EXCERPTED TEXT ▸
####

As demonstrated, the monad can be implemented in any object oriented
programming language. Newer languages restrict where null
is
allowed to appear. Kotlin's compiler even enforces that an object's
been checked to be null before allowing it to be accessed. C++ 2017
added an optional type, but the monadic functions that are equivalent
to bind, map, etc. are not available until C++ 2023 is released.
However, I've written an experimental
option_ptr
class in
C++ that will try to combine the functionality of a monad with that of
a smart pointer. The implementation will not rely on virtual
functions like in Java in difference to the core C++ concept of Zero
Overhead Abstraction. Instead, the internal representation will use
nullptr
, but it will be presented to the user as an empty optional
object.
There cannot be a "conclusion" to these thoughts because the final word on the effectiveness of the monadic approach to error-handling is yet to be written. We cannot answer the question academically: it would have to come from the cumulative experiences of the software industry in the coming decades. It is a fact that the trend in programming language development is turning against exception-handling and becoming more functionally oriented. The success of new languages such as Rust, which embraces the approach we espoused here, gives us hope that we're on the right path.
From a pedagogical perspective, yes there's a lot for programmers to learn in order to apply this new approach to handling errors. But the learning curve would not be as steep once a series of good examples becomes available. These examples will form a new set of design patterns for the composition of error-free programs.

####

EXTRACTED DATA ▸
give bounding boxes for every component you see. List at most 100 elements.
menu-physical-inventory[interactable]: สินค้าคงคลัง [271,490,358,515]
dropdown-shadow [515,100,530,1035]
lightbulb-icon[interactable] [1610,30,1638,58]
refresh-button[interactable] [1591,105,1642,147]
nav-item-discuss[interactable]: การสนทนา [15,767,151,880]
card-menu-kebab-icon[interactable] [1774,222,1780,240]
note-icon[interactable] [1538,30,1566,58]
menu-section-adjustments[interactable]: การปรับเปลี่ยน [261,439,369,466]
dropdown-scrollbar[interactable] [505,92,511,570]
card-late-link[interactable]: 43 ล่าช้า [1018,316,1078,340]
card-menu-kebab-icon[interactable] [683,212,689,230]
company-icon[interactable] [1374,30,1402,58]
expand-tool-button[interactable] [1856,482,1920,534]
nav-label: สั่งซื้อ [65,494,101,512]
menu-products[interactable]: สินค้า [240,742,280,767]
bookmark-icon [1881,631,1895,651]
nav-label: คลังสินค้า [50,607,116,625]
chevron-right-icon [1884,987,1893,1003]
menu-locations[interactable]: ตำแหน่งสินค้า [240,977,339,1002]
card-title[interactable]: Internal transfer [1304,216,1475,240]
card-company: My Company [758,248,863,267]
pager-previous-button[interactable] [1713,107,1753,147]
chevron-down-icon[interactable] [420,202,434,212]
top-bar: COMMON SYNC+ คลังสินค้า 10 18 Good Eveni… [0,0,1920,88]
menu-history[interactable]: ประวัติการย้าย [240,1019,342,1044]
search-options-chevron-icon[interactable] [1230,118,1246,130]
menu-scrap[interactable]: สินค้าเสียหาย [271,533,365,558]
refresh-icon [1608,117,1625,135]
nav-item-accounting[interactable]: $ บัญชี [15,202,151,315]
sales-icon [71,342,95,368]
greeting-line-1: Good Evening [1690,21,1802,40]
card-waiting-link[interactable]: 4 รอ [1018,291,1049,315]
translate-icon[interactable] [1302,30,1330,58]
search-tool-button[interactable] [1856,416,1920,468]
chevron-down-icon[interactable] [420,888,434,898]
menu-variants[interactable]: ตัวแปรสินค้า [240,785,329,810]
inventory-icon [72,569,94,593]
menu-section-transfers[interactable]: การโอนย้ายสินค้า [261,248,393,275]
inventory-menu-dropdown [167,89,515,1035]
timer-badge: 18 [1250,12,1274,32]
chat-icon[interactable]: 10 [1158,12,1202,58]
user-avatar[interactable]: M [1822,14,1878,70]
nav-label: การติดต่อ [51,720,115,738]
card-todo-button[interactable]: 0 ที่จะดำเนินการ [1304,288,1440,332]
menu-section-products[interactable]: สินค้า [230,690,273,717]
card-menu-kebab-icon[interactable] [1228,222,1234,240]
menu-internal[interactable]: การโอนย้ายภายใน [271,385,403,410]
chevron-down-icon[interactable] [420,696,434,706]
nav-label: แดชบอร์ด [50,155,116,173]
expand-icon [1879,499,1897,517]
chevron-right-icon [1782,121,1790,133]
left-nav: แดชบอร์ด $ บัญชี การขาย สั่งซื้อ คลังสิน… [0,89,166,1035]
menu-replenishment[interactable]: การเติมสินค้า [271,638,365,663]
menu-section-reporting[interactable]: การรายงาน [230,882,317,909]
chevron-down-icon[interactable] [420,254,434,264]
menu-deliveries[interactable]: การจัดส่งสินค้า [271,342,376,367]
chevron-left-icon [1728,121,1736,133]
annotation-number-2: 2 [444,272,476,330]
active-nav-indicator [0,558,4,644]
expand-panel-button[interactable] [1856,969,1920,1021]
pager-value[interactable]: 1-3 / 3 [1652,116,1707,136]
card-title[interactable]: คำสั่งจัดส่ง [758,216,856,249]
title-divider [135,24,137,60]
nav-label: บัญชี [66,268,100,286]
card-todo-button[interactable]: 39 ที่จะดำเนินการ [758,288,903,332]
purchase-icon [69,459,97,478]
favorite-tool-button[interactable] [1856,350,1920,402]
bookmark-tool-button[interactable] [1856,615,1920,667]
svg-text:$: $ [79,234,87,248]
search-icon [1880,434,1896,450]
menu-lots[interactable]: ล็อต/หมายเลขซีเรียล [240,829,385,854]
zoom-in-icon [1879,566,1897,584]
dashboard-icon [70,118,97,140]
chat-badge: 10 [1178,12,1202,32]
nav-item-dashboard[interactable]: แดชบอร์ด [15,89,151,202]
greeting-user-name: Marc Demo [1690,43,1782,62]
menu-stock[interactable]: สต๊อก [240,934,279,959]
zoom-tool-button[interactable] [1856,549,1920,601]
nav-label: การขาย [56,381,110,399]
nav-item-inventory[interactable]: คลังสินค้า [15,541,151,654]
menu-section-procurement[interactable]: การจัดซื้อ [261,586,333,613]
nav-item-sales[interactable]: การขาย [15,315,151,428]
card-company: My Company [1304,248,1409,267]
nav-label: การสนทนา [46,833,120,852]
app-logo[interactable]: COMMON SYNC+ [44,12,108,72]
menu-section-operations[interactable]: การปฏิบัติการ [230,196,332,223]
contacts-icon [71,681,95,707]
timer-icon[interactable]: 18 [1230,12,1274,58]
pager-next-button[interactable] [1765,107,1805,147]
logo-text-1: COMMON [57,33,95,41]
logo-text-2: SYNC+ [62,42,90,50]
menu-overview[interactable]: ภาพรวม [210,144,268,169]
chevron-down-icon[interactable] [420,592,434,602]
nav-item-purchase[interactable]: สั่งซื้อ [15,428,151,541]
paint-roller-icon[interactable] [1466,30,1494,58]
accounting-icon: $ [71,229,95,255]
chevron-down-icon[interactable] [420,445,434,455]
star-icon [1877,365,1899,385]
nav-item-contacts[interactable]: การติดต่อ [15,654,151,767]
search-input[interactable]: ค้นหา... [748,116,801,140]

####

LIST OF TASKS ▸
1/ Say whether each statement agrees with the passage on monadic error handling. Answer yes or no, and quote the words of the passage that decide it.
(a) C++ 2017 added an optional type together with functions equivalent to bind and map.
(b) The option_ptr class will not rely on virtual functions.
(c) The question of the monadic approach's effectiveness can be answered academically.
2/ Retype everything in the passage on monadic error handling from "From a pedagogical" down to "of error-free programs.".
3/ Write what comes next in the passage on monadic error handling, picking up after its last sentence.

ANSWERS PROVIDED ▸
1/
(a) No: "but the monadic functions that are equivalent to bind, map, etc. are not available until C++ 2023 is released."
(b) Yes: "The implementation will not rely on virtual functions like in Java"
(c) No: "We cannot answer the question academically"

2/
From a pedagogical perspective, yes there's a lot for programmers to learn in order to apply this new approach to handling errors. But the learning curve would not be as steep once a series of good examples becomes available. These examples will form a new set of design patterns for the composition of error-free programs.

3/
In the Spring semester of 2023, I for the first time have abandoned exceptions in teaching an intermediate level course on data structures and object oriented programming in Java. It is always difficult to teach higher forms of abstraction. Many students struggle with understanding and appreciating the simplest form of functional abstraction. It gets progressively more difficult as we introduce recursive functions, second-order functions, interfaces and abstract classes, etc. Monads are yet another level of abstraction. Yes, it makes teaching even more difficult, but what choice do we have? We cannot continue to preach to our students a pretty picture of abstract data types and encapsulated algorithms when error handling doesn't fit the picture. Monads allow us to return to the pulpit. The effort that we will spend teaching, and the effort that students will spend on learning these advanced programming techniques are still far less costly than another billion dollars worth of pain.